**Instructions to follow:** Gather each line containing the string "Results" from these entries.

######

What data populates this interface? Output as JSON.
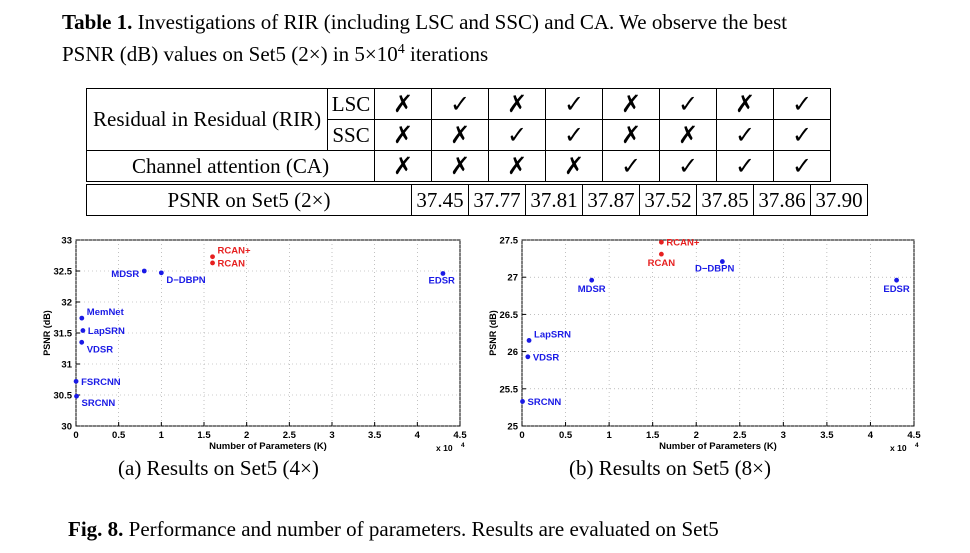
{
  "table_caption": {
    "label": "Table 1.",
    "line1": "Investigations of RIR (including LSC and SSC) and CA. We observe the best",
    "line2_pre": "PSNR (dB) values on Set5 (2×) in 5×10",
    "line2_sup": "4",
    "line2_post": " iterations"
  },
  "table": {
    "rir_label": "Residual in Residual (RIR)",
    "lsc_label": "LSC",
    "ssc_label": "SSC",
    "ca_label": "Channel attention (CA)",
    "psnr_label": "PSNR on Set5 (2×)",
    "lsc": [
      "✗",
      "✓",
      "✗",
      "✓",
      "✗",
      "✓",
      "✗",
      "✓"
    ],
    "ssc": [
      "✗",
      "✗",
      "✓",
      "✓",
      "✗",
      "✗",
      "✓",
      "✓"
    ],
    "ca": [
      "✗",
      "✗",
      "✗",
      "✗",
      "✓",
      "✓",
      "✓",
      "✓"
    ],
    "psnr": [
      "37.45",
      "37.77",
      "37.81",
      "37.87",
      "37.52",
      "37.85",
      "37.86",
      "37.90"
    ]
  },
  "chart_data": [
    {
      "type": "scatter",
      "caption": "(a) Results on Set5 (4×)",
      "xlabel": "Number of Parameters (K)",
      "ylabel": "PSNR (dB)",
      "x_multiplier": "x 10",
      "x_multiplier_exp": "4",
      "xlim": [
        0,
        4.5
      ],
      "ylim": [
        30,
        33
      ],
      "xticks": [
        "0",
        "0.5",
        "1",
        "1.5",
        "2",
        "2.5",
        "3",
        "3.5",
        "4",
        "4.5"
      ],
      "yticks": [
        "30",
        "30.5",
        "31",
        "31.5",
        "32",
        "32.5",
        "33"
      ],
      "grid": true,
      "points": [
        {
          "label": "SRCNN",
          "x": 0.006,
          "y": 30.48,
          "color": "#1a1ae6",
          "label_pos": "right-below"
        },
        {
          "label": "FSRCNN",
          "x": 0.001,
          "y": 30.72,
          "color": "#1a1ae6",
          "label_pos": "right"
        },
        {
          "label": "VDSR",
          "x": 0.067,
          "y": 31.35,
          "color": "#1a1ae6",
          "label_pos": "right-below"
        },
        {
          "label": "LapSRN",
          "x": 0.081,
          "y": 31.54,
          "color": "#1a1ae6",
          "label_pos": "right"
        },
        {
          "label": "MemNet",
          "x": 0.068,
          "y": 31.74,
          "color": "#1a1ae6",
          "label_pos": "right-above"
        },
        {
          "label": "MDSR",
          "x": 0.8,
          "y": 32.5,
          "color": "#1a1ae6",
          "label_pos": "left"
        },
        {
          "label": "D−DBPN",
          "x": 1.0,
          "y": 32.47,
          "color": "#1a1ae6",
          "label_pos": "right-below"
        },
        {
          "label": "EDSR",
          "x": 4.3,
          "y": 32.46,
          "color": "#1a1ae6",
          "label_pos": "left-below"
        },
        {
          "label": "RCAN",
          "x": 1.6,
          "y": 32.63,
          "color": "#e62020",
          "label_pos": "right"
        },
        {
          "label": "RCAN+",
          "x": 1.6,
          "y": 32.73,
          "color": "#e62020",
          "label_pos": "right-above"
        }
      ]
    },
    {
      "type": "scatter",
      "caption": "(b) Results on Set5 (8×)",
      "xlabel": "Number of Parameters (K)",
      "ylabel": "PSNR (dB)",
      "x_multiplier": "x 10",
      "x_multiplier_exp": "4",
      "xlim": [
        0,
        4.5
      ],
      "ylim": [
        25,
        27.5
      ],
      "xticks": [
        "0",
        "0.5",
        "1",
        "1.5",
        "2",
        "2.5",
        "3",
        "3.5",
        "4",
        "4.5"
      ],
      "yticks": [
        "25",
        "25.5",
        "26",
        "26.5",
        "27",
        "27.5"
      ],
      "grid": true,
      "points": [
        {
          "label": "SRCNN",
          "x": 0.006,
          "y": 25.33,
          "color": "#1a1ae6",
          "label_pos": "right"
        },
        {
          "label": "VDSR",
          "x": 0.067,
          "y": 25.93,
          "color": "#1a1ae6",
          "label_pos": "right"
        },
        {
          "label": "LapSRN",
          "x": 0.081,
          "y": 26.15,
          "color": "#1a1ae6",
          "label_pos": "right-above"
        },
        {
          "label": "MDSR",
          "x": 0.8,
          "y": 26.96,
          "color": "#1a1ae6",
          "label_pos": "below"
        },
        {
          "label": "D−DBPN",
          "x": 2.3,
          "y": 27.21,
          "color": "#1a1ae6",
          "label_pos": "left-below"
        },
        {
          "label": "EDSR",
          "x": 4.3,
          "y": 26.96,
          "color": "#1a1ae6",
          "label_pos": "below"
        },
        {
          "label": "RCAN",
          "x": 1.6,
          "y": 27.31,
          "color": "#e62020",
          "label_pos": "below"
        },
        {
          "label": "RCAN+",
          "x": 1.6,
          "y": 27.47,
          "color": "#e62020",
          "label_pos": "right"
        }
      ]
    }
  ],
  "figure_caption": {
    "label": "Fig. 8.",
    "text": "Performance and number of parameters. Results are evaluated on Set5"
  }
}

######

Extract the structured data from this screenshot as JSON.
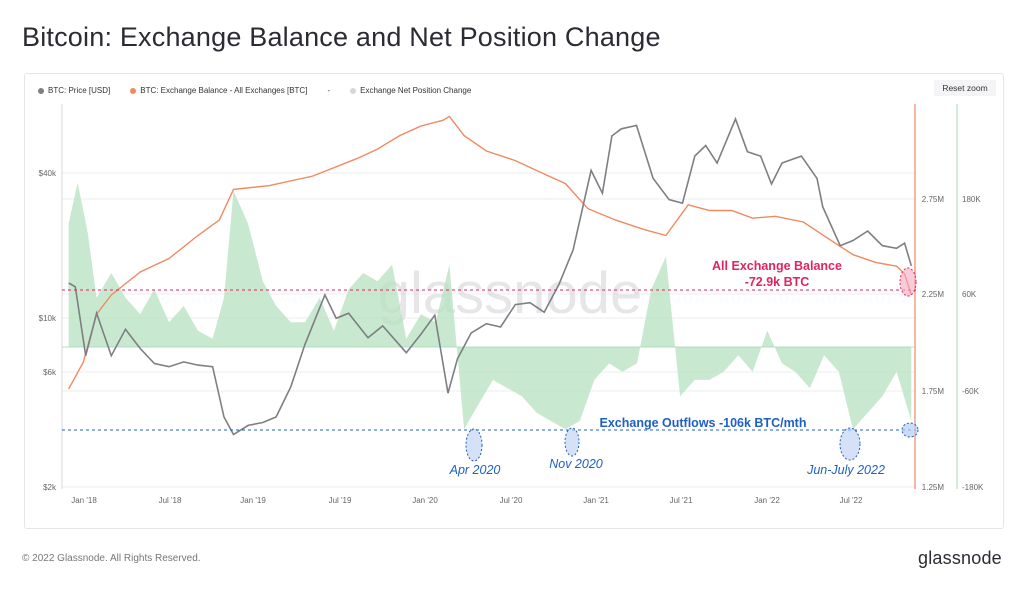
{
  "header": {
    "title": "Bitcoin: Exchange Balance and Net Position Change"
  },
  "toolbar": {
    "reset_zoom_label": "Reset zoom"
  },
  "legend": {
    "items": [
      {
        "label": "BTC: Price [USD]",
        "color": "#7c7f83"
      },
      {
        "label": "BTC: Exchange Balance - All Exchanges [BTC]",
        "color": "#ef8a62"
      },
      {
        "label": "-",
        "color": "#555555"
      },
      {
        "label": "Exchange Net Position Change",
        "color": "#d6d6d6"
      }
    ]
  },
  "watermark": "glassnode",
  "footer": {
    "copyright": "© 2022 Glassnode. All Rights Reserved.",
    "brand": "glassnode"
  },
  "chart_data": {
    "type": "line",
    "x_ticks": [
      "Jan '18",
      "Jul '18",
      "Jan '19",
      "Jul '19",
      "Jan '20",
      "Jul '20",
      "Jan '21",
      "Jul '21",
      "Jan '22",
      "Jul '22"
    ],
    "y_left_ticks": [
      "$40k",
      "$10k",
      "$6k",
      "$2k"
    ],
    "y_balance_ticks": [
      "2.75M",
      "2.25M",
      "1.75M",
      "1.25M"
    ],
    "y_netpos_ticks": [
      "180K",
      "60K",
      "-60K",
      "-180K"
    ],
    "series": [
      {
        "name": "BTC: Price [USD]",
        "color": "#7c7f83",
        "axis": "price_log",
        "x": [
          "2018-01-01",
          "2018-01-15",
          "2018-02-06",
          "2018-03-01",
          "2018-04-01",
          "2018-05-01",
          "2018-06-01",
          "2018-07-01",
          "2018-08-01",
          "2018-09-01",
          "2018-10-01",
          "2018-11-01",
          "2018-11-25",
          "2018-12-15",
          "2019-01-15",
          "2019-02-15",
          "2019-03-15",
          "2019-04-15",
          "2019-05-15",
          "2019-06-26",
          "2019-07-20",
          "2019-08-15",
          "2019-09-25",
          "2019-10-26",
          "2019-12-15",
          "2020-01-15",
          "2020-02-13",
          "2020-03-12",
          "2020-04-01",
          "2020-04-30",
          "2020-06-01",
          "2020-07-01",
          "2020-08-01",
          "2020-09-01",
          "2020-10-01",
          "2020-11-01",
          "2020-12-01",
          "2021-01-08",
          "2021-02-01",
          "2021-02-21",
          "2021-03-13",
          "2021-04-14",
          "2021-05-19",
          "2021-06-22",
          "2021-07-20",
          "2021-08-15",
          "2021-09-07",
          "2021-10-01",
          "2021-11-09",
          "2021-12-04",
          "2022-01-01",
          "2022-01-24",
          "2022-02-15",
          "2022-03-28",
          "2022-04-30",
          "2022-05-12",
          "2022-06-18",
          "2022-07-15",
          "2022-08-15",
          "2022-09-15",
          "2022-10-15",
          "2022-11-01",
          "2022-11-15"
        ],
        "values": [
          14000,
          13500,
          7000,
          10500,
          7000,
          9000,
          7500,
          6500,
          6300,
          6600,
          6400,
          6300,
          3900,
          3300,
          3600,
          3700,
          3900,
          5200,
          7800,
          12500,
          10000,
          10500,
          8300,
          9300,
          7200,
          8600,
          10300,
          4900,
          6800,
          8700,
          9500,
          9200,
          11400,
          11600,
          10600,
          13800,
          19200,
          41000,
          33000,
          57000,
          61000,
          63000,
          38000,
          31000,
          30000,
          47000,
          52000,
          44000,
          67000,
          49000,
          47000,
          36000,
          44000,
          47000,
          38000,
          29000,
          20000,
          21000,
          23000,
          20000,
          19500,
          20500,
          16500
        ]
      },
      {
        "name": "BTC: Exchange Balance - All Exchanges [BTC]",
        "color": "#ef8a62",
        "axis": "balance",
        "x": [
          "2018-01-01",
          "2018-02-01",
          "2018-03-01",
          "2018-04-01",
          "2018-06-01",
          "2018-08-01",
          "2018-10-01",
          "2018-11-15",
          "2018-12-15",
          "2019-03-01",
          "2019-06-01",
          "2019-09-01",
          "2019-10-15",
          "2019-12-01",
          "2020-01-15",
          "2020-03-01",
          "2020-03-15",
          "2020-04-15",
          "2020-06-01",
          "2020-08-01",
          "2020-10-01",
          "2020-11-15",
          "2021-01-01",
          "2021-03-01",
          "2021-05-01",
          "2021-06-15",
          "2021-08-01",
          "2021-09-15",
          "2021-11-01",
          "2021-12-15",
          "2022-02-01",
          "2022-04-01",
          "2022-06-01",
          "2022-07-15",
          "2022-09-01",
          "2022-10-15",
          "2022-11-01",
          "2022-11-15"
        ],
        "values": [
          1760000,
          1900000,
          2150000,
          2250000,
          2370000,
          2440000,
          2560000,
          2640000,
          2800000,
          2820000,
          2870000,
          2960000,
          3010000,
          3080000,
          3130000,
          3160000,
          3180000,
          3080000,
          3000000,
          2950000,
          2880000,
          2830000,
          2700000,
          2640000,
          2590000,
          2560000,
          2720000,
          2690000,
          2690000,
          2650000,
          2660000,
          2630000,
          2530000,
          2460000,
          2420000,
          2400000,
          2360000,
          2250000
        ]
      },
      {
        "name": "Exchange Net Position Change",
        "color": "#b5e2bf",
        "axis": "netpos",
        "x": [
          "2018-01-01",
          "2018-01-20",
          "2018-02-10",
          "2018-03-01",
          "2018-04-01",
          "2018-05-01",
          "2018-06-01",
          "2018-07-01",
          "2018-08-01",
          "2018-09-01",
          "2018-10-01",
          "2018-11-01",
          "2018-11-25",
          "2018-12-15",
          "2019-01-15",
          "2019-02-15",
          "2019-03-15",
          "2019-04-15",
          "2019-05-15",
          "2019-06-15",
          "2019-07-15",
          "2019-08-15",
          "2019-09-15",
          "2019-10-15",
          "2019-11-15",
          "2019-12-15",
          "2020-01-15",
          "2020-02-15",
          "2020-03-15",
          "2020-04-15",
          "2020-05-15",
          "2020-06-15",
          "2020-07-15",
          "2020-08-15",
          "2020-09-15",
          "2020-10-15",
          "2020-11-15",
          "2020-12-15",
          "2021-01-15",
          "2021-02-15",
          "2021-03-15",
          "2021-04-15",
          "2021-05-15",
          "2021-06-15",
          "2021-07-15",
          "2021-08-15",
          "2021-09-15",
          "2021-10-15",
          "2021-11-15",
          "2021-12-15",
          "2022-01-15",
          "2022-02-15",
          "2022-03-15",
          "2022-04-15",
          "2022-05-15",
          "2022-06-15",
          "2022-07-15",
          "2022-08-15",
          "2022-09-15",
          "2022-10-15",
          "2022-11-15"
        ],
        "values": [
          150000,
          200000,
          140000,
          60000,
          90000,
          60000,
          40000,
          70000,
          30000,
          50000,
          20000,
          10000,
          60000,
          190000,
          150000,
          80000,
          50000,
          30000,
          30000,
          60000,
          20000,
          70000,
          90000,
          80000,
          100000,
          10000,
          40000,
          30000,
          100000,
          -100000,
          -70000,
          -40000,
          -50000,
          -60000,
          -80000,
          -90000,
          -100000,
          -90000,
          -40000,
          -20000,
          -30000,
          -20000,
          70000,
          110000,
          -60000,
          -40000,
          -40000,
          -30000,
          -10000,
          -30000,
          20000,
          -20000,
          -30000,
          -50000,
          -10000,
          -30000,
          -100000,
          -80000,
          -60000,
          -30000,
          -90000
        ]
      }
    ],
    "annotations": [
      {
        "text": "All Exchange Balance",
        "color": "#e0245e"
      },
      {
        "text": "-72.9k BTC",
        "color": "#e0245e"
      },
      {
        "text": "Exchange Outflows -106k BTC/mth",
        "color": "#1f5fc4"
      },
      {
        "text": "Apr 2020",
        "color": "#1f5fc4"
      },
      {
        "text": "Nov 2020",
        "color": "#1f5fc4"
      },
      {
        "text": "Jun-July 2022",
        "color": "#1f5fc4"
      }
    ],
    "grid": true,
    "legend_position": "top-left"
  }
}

######

**Problem solution:**
      "caption": "(a) Results on Set5 (4×)",
      "caption": "(b) Results on Set5 (8×)",
    "text": "Performance and number of parameters. Results are evaluated on Set5"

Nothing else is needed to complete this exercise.